Locate each line containing the string "just" and copy it out.

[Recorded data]
>>>>

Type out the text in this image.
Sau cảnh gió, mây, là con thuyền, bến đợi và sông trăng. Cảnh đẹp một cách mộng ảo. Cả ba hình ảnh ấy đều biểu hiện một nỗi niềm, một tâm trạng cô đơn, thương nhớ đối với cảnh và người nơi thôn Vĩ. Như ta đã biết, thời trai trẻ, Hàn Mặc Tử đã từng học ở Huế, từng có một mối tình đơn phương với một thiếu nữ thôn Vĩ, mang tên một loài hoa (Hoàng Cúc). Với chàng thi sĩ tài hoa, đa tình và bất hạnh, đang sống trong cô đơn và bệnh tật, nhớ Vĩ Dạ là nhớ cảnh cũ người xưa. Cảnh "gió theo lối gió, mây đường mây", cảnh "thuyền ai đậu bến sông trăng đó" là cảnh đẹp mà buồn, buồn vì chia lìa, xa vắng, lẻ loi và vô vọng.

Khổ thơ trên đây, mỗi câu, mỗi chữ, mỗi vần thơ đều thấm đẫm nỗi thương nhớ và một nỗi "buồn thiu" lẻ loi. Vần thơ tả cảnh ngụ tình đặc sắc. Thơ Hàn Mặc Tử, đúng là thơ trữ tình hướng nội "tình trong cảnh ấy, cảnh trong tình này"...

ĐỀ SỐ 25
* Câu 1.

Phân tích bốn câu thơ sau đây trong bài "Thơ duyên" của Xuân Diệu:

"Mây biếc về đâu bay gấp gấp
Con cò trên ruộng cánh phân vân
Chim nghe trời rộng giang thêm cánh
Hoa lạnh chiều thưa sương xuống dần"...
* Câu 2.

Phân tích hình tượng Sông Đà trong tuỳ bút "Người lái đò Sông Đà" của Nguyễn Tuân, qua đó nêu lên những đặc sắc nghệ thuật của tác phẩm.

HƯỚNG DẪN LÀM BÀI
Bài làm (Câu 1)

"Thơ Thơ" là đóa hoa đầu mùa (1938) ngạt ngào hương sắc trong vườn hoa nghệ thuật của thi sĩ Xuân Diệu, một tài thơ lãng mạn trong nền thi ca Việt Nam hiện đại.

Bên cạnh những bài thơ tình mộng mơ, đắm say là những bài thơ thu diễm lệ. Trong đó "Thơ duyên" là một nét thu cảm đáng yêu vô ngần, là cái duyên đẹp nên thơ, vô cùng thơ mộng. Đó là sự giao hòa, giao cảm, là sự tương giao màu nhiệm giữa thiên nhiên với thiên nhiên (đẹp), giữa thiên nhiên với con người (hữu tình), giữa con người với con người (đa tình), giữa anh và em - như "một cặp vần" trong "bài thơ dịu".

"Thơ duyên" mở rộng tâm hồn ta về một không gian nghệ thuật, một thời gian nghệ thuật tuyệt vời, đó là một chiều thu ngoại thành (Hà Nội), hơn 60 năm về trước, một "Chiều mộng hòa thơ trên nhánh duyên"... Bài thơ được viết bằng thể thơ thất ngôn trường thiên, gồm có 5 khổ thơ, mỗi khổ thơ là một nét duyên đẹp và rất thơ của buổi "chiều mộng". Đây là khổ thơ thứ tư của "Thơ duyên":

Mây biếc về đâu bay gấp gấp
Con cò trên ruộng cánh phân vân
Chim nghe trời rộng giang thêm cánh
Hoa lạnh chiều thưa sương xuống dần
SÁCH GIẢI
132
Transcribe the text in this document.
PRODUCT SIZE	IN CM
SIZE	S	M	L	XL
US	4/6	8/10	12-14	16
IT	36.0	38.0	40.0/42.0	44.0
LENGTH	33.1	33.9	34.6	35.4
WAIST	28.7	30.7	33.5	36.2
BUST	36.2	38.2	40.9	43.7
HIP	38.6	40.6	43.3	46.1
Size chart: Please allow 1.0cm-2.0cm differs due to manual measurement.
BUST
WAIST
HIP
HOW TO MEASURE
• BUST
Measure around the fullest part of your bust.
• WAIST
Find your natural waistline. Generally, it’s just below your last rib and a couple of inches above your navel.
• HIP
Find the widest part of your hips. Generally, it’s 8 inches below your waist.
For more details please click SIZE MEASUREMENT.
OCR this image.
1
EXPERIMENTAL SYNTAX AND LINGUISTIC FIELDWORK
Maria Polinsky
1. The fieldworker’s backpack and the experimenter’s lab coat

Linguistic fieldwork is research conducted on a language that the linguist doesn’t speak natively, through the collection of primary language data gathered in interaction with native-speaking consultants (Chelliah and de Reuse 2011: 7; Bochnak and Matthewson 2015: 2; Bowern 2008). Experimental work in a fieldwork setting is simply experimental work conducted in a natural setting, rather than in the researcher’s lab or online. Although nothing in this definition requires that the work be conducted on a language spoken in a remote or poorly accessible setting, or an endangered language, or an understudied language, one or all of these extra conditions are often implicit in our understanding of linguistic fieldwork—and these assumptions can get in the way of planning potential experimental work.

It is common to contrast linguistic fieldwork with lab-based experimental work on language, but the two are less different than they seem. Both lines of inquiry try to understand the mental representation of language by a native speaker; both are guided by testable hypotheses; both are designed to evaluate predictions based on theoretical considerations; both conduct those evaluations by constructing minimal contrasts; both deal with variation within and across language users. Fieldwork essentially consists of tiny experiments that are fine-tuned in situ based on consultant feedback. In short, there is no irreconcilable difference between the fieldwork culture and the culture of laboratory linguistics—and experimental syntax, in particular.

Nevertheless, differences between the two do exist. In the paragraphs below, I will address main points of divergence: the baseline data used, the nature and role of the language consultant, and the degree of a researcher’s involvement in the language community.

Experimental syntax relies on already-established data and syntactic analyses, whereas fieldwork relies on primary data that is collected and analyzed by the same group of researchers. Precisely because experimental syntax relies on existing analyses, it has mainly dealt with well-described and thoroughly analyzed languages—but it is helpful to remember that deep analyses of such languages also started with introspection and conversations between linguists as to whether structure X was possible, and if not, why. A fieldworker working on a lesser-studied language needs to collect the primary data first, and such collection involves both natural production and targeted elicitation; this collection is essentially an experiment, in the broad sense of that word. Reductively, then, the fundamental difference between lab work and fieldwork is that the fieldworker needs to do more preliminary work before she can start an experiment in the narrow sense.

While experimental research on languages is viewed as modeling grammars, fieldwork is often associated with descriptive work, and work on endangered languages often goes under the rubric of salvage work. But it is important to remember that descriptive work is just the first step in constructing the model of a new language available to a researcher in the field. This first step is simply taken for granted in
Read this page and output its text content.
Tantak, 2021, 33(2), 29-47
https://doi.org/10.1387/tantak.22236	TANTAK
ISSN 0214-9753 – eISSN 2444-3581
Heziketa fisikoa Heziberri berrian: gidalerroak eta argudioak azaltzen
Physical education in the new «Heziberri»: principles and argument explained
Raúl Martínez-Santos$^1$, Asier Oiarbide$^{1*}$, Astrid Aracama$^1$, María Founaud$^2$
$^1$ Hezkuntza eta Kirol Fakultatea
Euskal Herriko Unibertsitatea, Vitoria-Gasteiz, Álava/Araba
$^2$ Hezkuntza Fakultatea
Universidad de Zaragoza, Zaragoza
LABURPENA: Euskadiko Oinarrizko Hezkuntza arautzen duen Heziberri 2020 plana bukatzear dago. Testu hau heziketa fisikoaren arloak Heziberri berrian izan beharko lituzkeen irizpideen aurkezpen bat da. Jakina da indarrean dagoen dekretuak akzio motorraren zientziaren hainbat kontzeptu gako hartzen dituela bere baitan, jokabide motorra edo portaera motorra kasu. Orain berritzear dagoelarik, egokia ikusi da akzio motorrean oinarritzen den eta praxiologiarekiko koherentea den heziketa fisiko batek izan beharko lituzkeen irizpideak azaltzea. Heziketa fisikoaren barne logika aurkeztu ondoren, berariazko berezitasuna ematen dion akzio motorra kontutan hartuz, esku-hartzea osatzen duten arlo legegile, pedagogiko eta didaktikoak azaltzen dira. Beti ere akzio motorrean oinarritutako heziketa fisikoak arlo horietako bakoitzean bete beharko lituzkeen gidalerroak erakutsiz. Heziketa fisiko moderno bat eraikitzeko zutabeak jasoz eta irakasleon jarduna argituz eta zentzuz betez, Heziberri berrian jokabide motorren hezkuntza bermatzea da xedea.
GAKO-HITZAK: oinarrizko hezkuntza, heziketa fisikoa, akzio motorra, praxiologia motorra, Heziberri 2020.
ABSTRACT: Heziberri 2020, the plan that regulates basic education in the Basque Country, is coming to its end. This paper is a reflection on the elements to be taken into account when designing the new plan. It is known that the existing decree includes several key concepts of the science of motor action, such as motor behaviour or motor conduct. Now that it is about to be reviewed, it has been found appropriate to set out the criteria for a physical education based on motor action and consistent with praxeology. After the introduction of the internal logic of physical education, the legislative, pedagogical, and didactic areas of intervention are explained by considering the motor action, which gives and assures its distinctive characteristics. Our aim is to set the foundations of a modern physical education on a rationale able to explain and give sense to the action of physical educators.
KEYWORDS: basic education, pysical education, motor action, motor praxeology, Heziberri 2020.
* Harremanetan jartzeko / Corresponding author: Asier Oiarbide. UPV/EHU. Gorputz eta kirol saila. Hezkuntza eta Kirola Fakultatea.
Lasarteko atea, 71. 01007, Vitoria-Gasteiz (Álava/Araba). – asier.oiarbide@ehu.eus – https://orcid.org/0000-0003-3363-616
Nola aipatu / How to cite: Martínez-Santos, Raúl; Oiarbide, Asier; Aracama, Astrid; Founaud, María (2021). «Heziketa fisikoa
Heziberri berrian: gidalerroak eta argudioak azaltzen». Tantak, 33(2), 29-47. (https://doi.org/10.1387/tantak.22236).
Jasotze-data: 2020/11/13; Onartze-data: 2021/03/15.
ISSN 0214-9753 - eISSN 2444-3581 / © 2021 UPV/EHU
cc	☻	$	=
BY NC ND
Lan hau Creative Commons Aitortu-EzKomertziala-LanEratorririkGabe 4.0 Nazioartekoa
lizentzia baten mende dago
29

<<<<

IN RESPONSE:
Find your natural waistline. Generally, it’s just below your last rib and a couple of inches above your navel.
While experimental research on languages is viewed as modeling grammars, fieldwork is often associated with descriptive work, and work on endangered languages often goes under the rubric of salvage work. But it is important to remember that descriptive work is just the first step in constructing the model of a new language available to a researcher in the field. This first step is simply taken for granted in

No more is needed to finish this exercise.